**What is asked:**
Copy every line of the records below where the word "pycharm安装位置" occurs.

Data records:
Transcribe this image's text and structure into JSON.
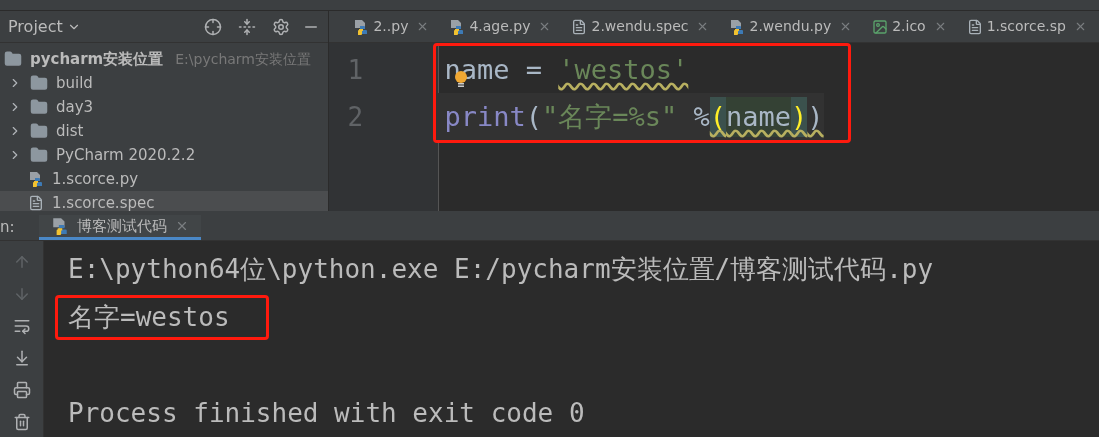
{
  "project_panel": {
    "title": "Project",
    "tree": [
      {
        "name": "pycharm安装位置",
        "path": "E:\\pycharm安装位置",
        "kind": "root",
        "selected": false,
        "children": [
          {
            "name": "build",
            "kind": "folder",
            "selected": false
          },
          {
            "name": "day3",
            "kind": "folder",
            "selected": false
          },
          {
            "name": "dist",
            "kind": "folder",
            "selected": false
          },
          {
            "name": "PyCharm 2020.2.2",
            "kind": "folder",
            "selected": false
          },
          {
            "name": "1.scorce.py",
            "kind": "python",
            "selected": false
          },
          {
            "name": "1.scorce.spec",
            "kind": "text",
            "selected": true
          }
        ]
      }
    ]
  },
  "editor_tabs": [
    {
      "label": "2..py",
      "kind": "python",
      "selected": false
    },
    {
      "label": "4.age.py",
      "kind": "python",
      "selected": false
    },
    {
      "label": "2.wendu.spec",
      "kind": "text",
      "selected": false
    },
    {
      "label": "2.wendu.py",
      "kind": "python",
      "selected": false
    },
    {
      "label": "2.ico",
      "kind": "image",
      "selected": false
    },
    {
      "label": "1.scorce.sp",
      "kind": "text",
      "selected": false
    }
  ],
  "editor": {
    "framed": true,
    "lines": [
      {
        "number": "1",
        "current": false,
        "tokens": [
          {
            "text": "name",
            "kind": "plain",
            "warning": false
          },
          {
            "text": " = ",
            "kind": "plain",
            "warning": false
          },
          {
            "text": "'westos'",
            "kind": "string",
            "warning": true
          }
        ]
      },
      {
        "number": "2",
        "current": true,
        "tokens": [
          {
            "text": "print",
            "kind": "builtin",
            "warning": false
          },
          {
            "text": "(",
            "kind": "plain",
            "warning": false
          },
          {
            "text": "\"名字=%s\"",
            "kind": "string",
            "warning": false
          },
          {
            "text": " %",
            "kind": "plain",
            "warning": false
          },
          {
            "text": "(",
            "kind": "match",
            "warning": true
          },
          {
            "text": "name",
            "kind": "highlight",
            "warning": true
          },
          {
            "text": ")",
            "kind": "match",
            "warning": true
          },
          {
            "text": ")",
            "kind": "plain",
            "warning": true
          }
        ]
      }
    ]
  },
  "run_panel": {
    "label": "n:",
    "tabs": [
      {
        "label": "博客测试代码",
        "selected": true
      }
    ],
    "console": {
      "command": "E:\\python64位\\python.exe E:/pycharm安装位置/博客测试代码.py",
      "output": {
        "text": "名字=westos",
        "framed": true
      },
      "exit_message": "Process finished with exit code 0"
    }
  }
}
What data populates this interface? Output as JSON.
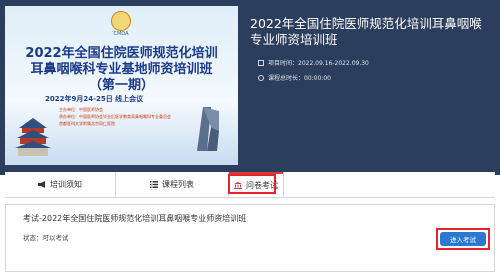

**Answer:**
        "name": "pycharm安装位置",
        "path": "E:\\pycharm安装位置",
      "command": "E:\\python64位\\python.exe E:/pycharm安装位置/博客测试代码.py",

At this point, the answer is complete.